Every entry that follows should be reproduced exactly.

┌────────

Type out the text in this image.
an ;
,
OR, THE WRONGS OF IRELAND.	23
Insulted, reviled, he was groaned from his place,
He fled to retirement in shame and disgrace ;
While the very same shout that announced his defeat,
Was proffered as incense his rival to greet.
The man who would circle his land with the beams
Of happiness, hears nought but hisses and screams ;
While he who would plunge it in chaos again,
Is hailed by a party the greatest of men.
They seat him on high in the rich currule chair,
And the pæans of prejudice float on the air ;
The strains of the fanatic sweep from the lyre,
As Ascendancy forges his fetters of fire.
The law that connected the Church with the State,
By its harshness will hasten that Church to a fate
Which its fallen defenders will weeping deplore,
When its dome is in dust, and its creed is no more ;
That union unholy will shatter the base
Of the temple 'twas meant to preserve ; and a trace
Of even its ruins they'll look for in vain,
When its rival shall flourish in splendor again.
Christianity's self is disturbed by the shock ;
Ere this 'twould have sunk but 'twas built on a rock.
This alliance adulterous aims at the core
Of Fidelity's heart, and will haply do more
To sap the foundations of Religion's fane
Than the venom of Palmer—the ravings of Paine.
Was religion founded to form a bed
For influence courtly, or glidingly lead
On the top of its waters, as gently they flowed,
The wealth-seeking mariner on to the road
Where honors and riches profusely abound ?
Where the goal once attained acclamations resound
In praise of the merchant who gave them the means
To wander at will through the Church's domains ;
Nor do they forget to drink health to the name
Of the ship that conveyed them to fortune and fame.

└────────

▶ [REPLY TO THE EXERCISE]:
Type out the text in this image.
an ;
,
OR, THE WRONGS OF IRELAND.	23
Insulted, reviled, he was groaned from his place,
He fled to retirement in shame and disgrace ;
While the very same shout that announced his defeat,
Was proffered as incense his rival to greet.
The man who would circle his land with the beams
Of happiness, hears nought but hisses and screams ;
While he who would plunge it in chaos again,
Is hailed by a party the greatest of men.
They seat him on high in the rich currule chair,
And the pæans of prejudice float on the air ;
The strains of the fanatic sweep from the lyre,
As Ascendancy forges his fetters of fire.
The law that connected the Church with the State,
By its harshness will hasten that Church to a fate
Which its fallen defenders will weeping deplore,
When its dome is in dust, and its creed is no more ;
That union unholy will shatter the base
Of the temple 'twas meant to preserve ; and a trace
Of even its ruins they'll look for in vain,
When its rival shall flourish in splendor again.
Christianity's self is disturbed by the shock ;
Ere this 'twould have sunk but 'twas built on a rock.
This alliance adulterous aims at the core
Of Fidelity's heart, and will haply do more
To sap the foundations of Religion's fane
Than the venom of Palmer—the ravings of Paine.
Was religion founded to form a bed
For influence courtly, or glidingly lead
On the top of its waters, as gently they flowed,
The wealth-seeking mariner on to the road
Where honors and riches profusely abound ?
Where the goal once attained acclamations resound
In praise of the merchant who gave them the means
To wander at will through the Church's domains ;
Nor do they forget to drink health to the name
Of the ship that conveyed them to fortune and fame.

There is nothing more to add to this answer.